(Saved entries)
+ + + +

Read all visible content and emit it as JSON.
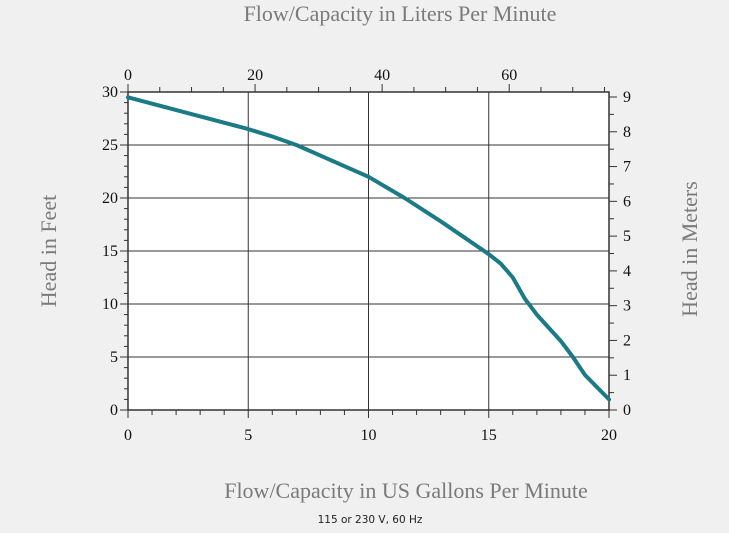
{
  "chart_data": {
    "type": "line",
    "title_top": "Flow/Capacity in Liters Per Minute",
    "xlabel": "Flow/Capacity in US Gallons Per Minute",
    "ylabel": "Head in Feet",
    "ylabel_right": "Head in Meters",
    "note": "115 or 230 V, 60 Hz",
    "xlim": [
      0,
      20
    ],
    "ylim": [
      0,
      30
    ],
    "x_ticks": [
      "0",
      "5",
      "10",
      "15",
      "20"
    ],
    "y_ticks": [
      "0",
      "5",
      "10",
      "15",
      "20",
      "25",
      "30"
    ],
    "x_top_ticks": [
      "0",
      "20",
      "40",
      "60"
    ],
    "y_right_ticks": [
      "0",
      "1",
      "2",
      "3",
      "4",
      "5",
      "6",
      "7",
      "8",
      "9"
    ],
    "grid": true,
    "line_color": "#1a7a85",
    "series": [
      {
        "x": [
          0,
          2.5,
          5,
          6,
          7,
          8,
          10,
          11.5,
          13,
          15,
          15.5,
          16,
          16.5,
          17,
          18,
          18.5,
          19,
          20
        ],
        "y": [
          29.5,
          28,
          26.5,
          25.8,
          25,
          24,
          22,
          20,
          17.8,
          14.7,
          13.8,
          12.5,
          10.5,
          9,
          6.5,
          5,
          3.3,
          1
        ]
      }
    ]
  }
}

+ + + +

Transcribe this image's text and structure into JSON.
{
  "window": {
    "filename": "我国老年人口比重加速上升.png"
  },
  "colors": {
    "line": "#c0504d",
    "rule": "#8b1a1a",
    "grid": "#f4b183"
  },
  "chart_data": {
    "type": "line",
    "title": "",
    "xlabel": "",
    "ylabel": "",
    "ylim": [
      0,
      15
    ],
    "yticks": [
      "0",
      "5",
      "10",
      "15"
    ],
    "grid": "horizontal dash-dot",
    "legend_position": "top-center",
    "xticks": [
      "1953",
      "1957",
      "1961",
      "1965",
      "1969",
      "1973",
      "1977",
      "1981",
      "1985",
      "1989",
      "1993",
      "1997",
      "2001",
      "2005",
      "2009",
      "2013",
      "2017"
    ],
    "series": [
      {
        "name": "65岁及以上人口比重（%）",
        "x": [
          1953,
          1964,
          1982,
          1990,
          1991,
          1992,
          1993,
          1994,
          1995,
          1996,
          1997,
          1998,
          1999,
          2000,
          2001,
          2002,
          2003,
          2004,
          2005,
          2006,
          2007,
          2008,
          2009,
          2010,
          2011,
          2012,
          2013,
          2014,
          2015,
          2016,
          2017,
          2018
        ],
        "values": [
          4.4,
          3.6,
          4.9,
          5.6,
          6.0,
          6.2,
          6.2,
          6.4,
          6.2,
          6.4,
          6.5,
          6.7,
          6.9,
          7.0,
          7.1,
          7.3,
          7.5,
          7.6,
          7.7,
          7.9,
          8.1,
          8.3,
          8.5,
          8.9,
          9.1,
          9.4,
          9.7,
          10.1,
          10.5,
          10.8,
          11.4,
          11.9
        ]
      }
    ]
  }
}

+ + + +

**EXERCISE BRIEF**.
For the entries shown above, give the number of lines that include the word "grid", without any other text.

**THE RESULT**.
3